[Dataset rows about figures]
┌──
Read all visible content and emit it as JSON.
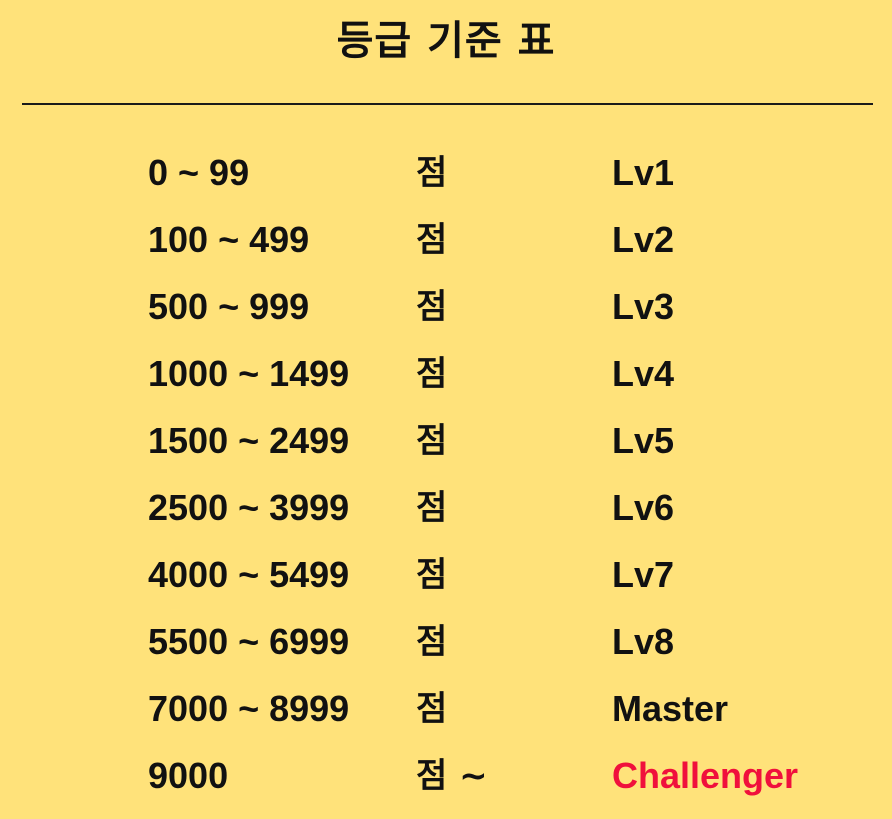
{
  "title": "등급 기준 표",
  "accent_color": "#F0103C",
  "background_color": "#FFE27A",
  "rows": [
    {
      "range": "0 ~ 99",
      "unit": "점",
      "grade": "Lv1"
    },
    {
      "range": "100 ~ 499",
      "unit": "점",
      "grade": "Lv2"
    },
    {
      "range": "500 ~ 999",
      "unit": "점",
      "grade": "Lv3"
    },
    {
      "range": "1000 ~ 1499",
      "unit": "점",
      "grade": "Lv4"
    },
    {
      "range": "1500 ~ 2499",
      "unit": "점",
      "grade": "Lv5"
    },
    {
      "range": "2500 ~ 3999",
      "unit": "점",
      "grade": "Lv6"
    },
    {
      "range": "4000 ~ 5499",
      "unit": "점",
      "grade": "Lv7"
    },
    {
      "range": "5500 ~ 6999",
      "unit": "점",
      "grade": "Lv8"
    },
    {
      "range": "7000 ~ 8999",
      "unit": "점",
      "grade": "Master"
    },
    {
      "range": "9000",
      "unit": "점 ~",
      "grade": "Challenger"
    }
  ]
}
└──
Task details
Print out the whole of the material word for word, without pictures.

Answer to the task
Read all visible content and emit it as JSON.
{
  "title": "등급 기준 표",
  "accent_color": "#F0103C",
  "background_color": "#FFE27A",
  "rows": [
    {
      "range": "0 ~ 99",
      "unit": "점",
      "grade": "Lv1"
    },
    {
      "range": "100 ~ 499",
      "unit": "점",
      "grade": "Lv2"
    },
    {
      "range": "500 ~ 999",
      "unit": "점",
      "grade": "Lv3"
    },
    {
      "range": "1000 ~ 1499",
      "unit": "점",
      "grade": "Lv4"
    },
    {
      "range": "1500 ~ 2499",
      "unit": "점",
      "grade": "Lv5"
    },
    {
      "range": "2500 ~ 3999",
      "unit": "점",
      "grade": "Lv6"
    },
    {
      "range": "4000 ~ 5499",
      "unit": "점",
      "grade": "Lv7"
    },
    {
      "range": "5500 ~ 6999",
      "unit": "점",
      "grade": "Lv8"
    },
    {
      "range": "7000 ~ 8999",
      "unit": "점",
      "grade": "Master"
    },
    {
      "range": "9000",
      "unit": "점 ~",
      "grade": "Challenger"
    }
  ]
}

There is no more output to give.